Saved entries:
>>>>

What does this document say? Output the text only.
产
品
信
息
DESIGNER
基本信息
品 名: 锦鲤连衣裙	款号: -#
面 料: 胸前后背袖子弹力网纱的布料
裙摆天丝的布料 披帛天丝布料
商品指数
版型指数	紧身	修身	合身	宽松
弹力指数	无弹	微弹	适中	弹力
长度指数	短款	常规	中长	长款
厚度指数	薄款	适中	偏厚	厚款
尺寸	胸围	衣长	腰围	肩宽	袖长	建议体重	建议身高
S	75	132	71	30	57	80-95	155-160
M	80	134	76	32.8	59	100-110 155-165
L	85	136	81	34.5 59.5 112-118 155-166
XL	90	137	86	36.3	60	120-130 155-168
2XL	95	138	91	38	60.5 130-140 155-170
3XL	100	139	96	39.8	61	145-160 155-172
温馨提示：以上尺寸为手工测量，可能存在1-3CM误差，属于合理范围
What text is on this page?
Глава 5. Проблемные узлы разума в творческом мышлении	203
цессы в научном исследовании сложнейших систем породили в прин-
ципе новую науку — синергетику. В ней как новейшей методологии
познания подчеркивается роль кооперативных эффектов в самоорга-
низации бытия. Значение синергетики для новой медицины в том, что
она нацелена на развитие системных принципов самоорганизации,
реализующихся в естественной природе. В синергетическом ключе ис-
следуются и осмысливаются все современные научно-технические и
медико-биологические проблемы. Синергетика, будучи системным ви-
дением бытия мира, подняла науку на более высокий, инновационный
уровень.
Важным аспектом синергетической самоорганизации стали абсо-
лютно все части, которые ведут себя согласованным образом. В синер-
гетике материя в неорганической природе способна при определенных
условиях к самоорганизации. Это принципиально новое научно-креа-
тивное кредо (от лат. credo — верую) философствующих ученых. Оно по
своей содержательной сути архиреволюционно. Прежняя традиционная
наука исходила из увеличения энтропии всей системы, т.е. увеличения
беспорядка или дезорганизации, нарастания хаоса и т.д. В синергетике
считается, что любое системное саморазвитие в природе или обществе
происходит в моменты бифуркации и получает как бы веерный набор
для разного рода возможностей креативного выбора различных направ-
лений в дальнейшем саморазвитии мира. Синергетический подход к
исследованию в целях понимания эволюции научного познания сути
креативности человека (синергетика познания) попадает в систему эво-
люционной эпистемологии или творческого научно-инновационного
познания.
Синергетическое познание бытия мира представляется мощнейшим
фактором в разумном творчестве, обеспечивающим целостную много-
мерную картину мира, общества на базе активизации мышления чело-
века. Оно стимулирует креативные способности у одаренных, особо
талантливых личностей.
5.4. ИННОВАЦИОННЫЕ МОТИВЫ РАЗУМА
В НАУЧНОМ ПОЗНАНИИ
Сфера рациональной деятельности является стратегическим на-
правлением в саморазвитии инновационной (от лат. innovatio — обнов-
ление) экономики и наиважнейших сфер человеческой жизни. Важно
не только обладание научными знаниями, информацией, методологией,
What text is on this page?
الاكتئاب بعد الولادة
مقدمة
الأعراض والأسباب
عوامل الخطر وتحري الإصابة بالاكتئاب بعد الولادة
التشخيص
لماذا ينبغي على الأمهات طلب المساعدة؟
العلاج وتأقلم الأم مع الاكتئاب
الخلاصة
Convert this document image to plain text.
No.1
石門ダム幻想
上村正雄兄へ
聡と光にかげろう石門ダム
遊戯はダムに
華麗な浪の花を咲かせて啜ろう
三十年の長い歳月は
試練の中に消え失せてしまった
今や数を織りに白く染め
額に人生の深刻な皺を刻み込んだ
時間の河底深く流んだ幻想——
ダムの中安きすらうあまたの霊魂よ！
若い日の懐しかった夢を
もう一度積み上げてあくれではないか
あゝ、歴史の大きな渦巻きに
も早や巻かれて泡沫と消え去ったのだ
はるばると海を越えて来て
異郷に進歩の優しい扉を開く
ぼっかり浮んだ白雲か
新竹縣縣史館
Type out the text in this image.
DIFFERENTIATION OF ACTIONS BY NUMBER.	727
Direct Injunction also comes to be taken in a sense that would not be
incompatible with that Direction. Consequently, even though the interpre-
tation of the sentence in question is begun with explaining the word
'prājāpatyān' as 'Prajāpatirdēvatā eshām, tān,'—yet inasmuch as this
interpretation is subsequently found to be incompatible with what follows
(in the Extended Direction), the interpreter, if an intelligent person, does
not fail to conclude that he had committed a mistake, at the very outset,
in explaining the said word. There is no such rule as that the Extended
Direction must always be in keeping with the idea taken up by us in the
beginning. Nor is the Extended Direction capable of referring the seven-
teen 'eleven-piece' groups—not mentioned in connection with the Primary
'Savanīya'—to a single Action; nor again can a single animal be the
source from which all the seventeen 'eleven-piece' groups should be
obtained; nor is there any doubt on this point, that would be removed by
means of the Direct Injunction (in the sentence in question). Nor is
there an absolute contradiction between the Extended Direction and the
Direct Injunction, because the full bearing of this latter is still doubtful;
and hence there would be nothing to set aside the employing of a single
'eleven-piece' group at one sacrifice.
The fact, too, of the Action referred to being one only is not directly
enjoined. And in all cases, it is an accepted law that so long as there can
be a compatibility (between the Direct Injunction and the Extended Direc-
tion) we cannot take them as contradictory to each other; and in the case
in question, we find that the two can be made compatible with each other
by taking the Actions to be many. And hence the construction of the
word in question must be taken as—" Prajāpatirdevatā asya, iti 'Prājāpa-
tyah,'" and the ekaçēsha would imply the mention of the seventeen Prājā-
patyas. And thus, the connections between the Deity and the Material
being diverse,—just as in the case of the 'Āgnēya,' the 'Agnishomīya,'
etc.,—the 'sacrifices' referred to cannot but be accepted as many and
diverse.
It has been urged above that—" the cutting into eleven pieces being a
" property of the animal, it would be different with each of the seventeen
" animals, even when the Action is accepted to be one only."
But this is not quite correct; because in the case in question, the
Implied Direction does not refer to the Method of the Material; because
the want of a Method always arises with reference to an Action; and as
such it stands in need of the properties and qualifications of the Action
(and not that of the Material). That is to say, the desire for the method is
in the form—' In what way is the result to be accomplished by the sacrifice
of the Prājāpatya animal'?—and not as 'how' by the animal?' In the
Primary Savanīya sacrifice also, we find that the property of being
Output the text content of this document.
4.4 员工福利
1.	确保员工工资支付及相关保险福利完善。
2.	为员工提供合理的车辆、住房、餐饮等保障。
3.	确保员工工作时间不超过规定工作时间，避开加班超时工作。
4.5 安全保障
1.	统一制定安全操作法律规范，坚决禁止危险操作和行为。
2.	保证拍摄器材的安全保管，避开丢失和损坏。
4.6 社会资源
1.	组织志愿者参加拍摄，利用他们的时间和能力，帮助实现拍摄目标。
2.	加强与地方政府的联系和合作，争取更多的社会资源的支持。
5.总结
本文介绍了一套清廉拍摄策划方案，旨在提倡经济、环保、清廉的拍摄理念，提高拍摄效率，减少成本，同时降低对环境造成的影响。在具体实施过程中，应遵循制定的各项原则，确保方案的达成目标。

<<<<

[PROBLEM]: Find how many lines of the entries contain "accepted". Respond with the number only.

[EXERCISE RESPONSE]: 3